__WHAT TO WORK ON__: In the data, extract each line that holds the string "Total".

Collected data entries
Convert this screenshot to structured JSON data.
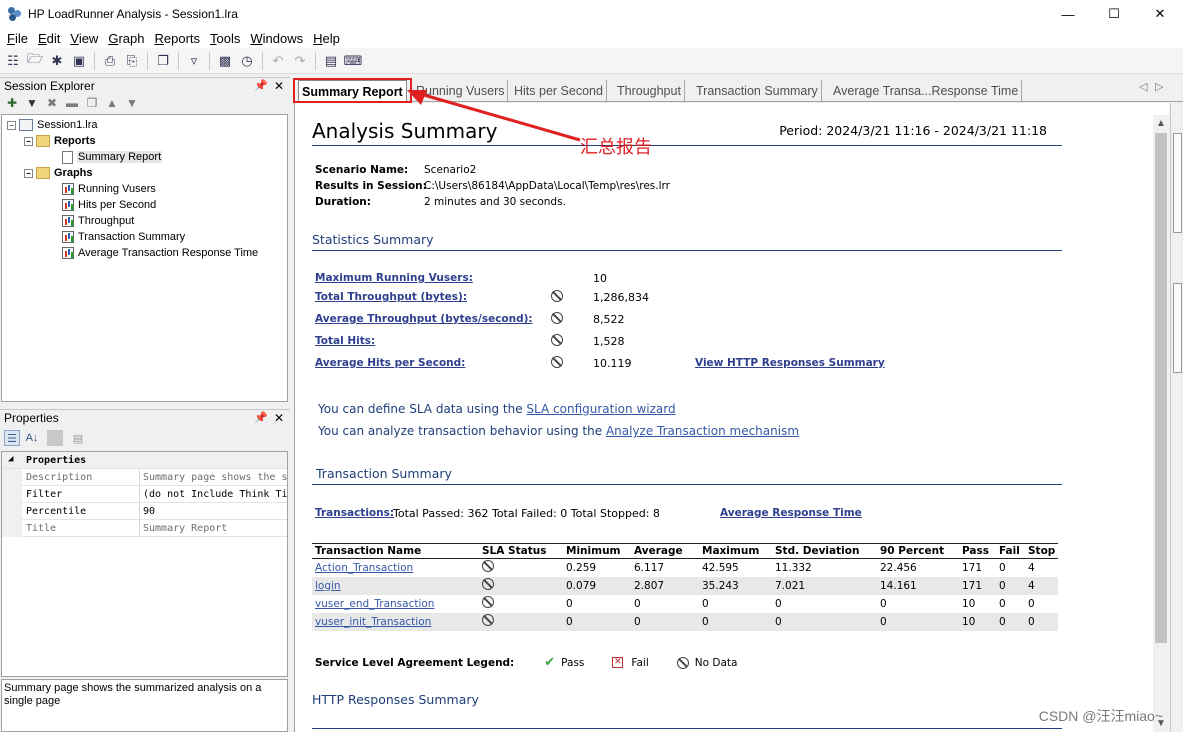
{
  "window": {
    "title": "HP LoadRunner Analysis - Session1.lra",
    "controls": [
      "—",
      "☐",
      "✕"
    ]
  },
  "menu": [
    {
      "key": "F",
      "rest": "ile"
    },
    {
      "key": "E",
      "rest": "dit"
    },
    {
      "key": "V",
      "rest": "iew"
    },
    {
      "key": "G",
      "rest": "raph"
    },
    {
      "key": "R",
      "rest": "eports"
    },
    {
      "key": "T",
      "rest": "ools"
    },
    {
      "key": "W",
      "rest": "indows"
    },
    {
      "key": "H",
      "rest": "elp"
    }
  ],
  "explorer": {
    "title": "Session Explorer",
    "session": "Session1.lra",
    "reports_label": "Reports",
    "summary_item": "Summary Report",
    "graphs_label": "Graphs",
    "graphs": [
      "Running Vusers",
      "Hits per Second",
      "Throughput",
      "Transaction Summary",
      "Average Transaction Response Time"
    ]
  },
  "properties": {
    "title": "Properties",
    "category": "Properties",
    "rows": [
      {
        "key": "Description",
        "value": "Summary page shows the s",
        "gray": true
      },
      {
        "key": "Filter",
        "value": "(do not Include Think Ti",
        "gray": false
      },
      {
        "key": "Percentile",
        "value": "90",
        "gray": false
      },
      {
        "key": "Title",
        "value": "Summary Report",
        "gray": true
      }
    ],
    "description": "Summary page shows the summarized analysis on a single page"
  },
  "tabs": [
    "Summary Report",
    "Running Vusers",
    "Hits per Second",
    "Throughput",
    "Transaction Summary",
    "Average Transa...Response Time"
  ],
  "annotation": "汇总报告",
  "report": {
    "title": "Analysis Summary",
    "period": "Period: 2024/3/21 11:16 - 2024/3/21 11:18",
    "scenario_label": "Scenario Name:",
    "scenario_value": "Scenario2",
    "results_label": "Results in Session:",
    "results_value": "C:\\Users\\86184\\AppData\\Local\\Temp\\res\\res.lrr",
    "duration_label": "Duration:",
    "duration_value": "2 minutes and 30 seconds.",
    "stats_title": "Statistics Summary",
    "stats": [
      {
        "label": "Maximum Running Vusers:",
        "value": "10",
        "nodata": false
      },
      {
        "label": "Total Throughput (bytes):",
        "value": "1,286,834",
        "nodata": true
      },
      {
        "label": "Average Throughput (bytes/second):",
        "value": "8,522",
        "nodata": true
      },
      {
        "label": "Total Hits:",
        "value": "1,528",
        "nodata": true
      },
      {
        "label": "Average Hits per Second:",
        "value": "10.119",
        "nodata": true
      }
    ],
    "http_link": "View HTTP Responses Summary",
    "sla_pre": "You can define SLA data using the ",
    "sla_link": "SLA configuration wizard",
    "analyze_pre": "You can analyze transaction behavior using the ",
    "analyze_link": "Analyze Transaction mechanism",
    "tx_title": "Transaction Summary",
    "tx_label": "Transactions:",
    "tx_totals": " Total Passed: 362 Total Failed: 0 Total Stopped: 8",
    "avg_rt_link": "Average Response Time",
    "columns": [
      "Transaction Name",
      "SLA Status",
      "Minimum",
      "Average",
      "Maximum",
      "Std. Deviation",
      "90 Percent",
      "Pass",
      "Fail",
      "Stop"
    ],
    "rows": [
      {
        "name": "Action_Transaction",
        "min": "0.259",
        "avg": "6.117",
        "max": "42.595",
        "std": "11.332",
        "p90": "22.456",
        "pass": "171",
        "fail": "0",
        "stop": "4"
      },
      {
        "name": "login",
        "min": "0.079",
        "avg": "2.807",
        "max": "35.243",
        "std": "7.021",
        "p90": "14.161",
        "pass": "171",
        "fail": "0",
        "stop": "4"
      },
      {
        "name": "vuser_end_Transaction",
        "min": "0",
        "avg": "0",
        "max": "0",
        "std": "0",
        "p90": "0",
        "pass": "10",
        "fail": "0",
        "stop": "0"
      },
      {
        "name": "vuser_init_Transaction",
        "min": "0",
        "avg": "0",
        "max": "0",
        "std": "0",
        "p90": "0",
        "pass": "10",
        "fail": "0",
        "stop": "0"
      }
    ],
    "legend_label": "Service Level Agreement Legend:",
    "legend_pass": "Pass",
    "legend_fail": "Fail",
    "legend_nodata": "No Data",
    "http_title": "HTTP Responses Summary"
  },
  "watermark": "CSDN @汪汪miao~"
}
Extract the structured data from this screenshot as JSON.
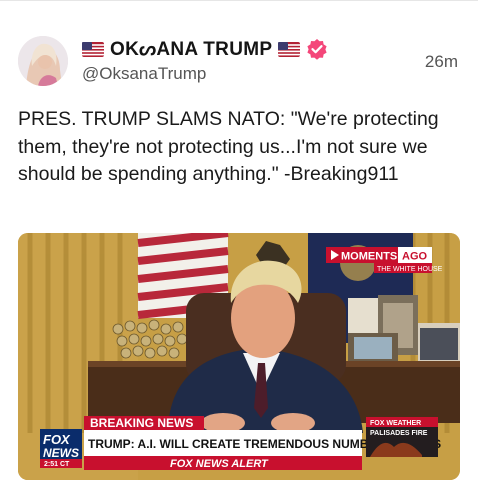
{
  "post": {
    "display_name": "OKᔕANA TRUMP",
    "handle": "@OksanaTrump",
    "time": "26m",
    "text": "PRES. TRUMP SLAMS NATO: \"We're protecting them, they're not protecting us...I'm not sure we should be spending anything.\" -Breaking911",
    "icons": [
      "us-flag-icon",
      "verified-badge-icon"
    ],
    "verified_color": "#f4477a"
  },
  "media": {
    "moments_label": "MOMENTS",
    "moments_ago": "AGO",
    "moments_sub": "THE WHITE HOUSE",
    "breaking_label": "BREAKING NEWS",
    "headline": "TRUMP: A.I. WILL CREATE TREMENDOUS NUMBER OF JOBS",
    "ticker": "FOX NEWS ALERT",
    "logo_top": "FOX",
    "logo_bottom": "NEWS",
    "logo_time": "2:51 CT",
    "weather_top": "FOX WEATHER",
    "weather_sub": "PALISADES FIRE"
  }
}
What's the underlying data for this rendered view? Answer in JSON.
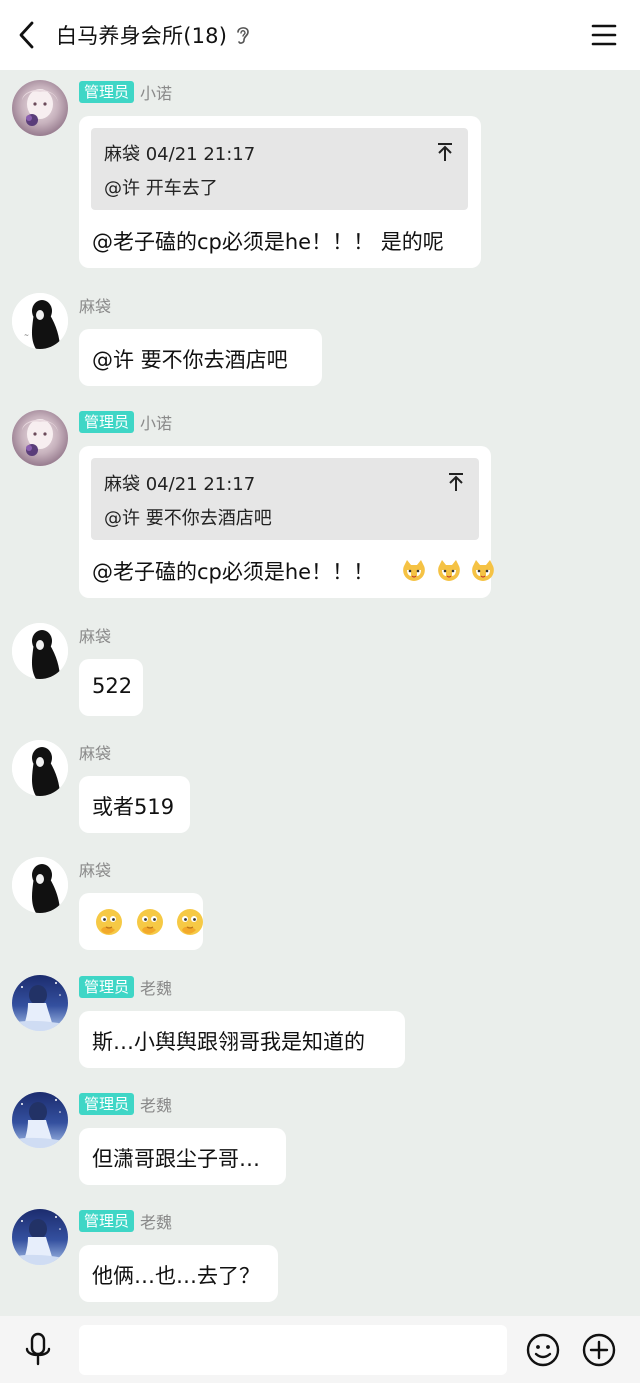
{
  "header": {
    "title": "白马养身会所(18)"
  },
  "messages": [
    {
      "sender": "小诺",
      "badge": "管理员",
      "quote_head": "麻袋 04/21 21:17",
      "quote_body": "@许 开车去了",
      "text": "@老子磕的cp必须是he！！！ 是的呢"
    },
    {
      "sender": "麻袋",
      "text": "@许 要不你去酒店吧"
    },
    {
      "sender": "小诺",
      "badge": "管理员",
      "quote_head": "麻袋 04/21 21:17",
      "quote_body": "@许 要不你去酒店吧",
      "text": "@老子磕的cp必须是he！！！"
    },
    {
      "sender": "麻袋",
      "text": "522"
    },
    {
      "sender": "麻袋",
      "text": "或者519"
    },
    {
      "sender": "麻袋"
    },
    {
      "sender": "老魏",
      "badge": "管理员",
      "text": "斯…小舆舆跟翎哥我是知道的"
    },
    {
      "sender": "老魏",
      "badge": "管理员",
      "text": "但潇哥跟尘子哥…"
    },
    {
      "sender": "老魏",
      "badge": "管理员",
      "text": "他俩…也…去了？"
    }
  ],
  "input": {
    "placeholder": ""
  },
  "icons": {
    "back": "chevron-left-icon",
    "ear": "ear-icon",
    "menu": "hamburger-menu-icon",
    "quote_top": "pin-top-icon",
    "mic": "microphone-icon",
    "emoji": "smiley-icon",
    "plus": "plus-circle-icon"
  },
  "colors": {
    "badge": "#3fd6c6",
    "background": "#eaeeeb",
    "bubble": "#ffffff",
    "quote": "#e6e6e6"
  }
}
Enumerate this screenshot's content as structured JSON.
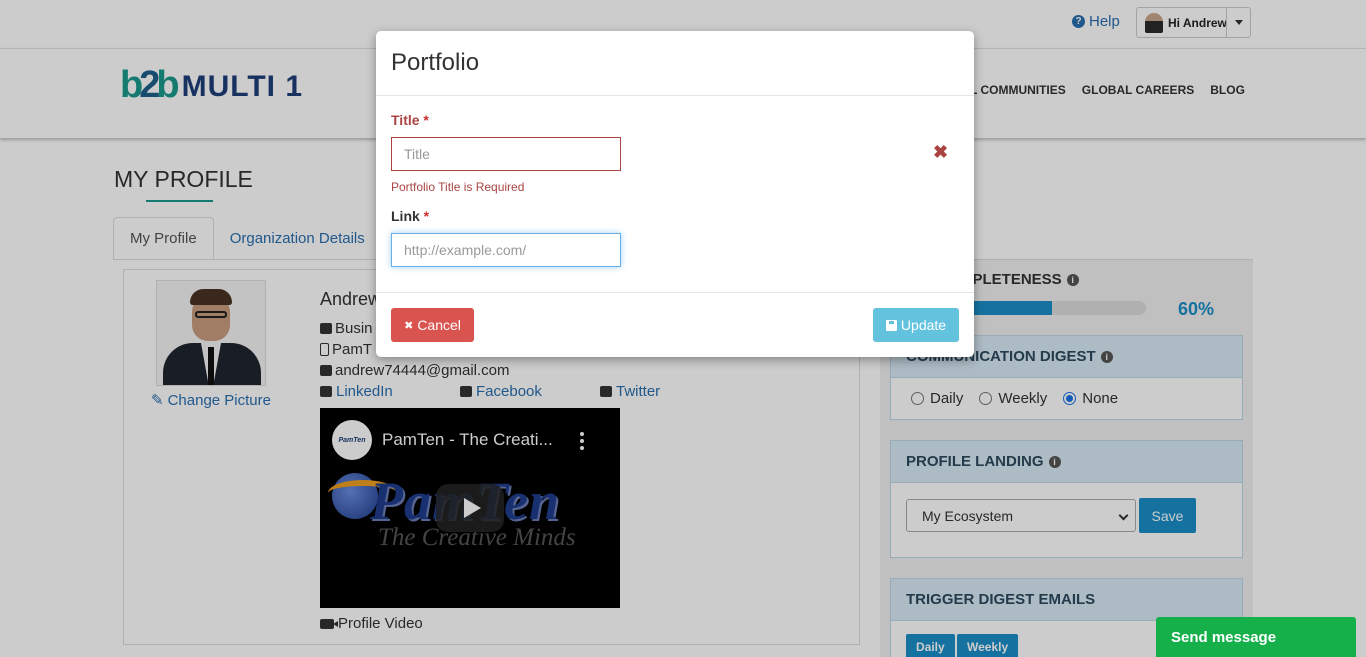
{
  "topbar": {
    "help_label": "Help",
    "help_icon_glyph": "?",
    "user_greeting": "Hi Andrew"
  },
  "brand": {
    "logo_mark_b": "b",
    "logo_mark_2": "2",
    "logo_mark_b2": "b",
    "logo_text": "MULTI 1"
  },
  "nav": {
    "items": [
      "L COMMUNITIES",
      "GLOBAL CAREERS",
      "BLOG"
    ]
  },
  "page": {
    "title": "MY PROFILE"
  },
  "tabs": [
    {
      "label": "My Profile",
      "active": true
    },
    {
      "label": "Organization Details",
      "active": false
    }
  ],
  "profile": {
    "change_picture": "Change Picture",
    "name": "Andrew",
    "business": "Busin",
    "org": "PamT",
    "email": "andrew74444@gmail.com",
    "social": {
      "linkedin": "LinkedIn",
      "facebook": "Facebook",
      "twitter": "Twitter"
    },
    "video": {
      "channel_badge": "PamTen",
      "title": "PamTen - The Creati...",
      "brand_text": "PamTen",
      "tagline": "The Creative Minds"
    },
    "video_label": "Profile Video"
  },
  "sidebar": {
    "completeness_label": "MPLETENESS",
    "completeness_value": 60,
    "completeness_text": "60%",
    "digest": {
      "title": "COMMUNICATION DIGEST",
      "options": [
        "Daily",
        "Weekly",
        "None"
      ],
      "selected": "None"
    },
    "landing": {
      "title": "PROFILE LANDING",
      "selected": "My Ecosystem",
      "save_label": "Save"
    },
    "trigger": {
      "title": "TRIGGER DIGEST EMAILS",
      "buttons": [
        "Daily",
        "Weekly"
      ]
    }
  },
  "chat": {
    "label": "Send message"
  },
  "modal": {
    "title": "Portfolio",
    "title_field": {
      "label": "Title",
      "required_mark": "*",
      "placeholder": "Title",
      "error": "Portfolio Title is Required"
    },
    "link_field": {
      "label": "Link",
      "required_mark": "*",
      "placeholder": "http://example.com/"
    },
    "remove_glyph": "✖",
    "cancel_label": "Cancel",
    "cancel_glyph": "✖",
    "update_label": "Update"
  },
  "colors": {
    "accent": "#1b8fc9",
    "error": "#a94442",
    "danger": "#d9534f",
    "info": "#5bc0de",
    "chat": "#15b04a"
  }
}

__FINISHED TASK__:
        "label": "Total Throughput (bytes):",
        "label": "Total Hits:",
    "tx_totals": " Total Passed: 362 Total Failed: 0 Total Stopped: 8",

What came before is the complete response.